**Job**
Reproduce the items verbatim, beginning with their first line and ending with the line that contains "2, 273, 11]", including both of those lines.

**Data entries**
- - -
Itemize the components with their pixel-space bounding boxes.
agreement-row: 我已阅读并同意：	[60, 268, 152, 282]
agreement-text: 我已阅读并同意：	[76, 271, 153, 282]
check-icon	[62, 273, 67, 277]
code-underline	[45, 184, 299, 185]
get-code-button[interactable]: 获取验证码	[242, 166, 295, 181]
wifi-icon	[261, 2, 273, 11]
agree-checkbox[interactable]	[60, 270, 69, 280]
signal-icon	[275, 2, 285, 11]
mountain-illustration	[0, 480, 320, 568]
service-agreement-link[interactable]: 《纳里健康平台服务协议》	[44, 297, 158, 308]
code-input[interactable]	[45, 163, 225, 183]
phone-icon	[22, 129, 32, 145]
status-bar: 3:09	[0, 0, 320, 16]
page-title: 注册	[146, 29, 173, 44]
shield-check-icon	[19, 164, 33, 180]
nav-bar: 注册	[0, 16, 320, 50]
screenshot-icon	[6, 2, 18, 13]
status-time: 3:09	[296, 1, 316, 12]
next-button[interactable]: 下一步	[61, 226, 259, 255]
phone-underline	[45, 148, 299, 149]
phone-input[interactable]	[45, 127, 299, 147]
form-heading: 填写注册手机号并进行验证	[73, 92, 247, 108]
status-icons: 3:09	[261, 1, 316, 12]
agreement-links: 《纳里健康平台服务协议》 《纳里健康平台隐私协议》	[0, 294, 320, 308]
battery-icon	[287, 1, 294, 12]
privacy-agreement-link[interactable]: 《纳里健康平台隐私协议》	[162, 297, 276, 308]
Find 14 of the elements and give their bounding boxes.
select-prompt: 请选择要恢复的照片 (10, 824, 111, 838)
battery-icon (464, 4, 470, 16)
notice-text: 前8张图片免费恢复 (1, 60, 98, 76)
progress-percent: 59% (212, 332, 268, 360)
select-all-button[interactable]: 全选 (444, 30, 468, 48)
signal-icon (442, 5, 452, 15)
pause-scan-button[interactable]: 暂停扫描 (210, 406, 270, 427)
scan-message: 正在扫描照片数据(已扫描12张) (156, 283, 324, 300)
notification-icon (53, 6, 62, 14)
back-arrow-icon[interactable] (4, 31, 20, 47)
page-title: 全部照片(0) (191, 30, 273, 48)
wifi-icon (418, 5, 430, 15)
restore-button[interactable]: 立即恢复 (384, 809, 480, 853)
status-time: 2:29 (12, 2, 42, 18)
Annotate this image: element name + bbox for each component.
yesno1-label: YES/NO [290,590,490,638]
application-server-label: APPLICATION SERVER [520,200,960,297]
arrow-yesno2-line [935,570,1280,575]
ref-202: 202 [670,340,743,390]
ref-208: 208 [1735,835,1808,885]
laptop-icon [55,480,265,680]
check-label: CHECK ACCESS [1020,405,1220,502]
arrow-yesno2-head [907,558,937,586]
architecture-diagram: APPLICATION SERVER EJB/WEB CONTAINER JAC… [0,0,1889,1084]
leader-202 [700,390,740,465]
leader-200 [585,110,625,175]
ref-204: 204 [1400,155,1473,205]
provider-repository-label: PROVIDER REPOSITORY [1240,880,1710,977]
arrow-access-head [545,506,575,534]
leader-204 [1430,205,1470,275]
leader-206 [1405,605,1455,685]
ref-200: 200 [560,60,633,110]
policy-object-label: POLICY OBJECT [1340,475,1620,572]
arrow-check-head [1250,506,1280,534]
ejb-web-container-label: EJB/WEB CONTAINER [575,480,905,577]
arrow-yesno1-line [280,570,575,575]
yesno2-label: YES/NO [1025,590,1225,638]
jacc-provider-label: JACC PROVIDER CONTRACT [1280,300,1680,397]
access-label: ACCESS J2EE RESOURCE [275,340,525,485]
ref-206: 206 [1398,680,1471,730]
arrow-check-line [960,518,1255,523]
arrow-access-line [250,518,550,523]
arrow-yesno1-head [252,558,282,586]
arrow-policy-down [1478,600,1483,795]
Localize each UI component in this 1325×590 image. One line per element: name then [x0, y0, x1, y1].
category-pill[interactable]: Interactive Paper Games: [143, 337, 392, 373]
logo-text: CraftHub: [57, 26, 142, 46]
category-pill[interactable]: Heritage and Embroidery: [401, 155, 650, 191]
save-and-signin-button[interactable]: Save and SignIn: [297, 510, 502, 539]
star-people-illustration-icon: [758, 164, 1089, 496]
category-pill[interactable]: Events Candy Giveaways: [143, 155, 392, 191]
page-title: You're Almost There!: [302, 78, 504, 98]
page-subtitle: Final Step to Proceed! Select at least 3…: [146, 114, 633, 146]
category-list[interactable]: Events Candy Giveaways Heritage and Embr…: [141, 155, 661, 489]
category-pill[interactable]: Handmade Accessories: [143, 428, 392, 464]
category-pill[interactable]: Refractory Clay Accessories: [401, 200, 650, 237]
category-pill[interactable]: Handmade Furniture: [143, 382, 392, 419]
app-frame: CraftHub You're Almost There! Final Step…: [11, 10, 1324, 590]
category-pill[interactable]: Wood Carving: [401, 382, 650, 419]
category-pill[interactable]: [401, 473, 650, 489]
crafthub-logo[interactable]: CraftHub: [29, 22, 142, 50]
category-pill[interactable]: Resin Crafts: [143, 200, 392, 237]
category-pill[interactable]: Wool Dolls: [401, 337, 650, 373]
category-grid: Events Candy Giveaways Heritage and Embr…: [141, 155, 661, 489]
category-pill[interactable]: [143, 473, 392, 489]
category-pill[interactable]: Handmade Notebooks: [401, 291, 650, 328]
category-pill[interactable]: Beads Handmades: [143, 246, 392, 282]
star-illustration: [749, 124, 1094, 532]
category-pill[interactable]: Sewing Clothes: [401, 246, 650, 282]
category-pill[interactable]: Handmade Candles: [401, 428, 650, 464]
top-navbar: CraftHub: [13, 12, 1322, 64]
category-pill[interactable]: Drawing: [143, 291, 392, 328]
- - -
**Solution below**
Itemize the components with their pixel-space bounding boxes.
agreement-row: 我已阅读并同意：	[60, 268, 152, 282]
agreement-text: 我已阅读并同意：	[76, 271, 153, 282]
check-icon	[62, 273, 67, 277]
code-underline	[45, 184, 299, 185]
get-code-button[interactable]: 获取验证码	[242, 166, 295, 181]
wifi-icon	[261, 2, 273, 11]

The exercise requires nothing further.